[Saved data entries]
>>>

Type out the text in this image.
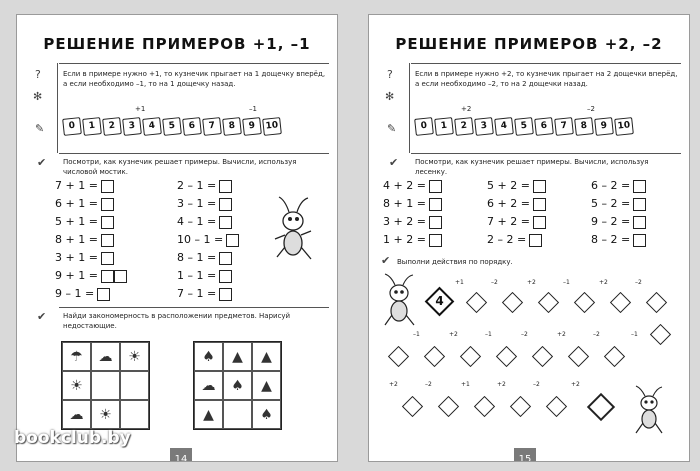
РЕШЕНИЕ ПРИМЕРОВ +1, –1
?
✻
✎
Если в примере нужно +1, то кузнечик прыгает на 1 дощечку вперёд, а если необходимо –1, то на 1 дощечку назад.
+1	–1
0	1	2	3	4	5	6	7	8	9	10
✔ Посмотри, как кузнечик решает примеры. Вычисли, используя числовой мостик.
7 + 1 =
6 + 1 =
5 + 1 =
8 + 1 =
3 + 1 =
9 + 1 =
9 – 1 =
2 – 1 =
3 – 1 =
4 – 1 =
10 – 1 =
8 – 1 =
1 – 1 =
7 – 1 =
✔ Найди закономерность в расположении предметов. Нарисуй недостающие.
☂	☁	☀
☀
☁	☀
♠	▲	▲
☁	♠	▲
▲	♠
14
РЕШЕНИЕ ПРИМЕРОВ +2, –2
?
✻
✎
Если в примере нужно +2, то кузнечик прыгает на 2 дощечки вперёд, а если необходимо –2, то на 2 дощечки назад.
+2	–2
0	1	2	3	4	5	6	7	8	9	10
✔ Посмотри, как кузнечик решает примеры. Вычисли, используя лесенку.
4 + 2 =
8 + 1 =
3 + 2 =
1 + 2 =
5 + 2 =
6 + 2 =
7 + 2 =
2 – 2 =
6 – 2 =
5 – 2 =
9 – 2 =
8 – 2 =
✔ Выполни действия по порядку.
4
+1	–2	+2	–1	+2	–2
–1	+2	–1	–2	+2	–2	–1
+2	–2	+1	+2	–2	+2
15
bookclub.by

<<<

* What you will do:
Look through the lines above and collect those with the word "используя".

* Task answer:
✔ Посмотри, как кузнечик решает примеры. Вычисли, используя числовой мостик.
✔ Посмотри, как кузнечик решает примеры. Вычисли, используя лесенку.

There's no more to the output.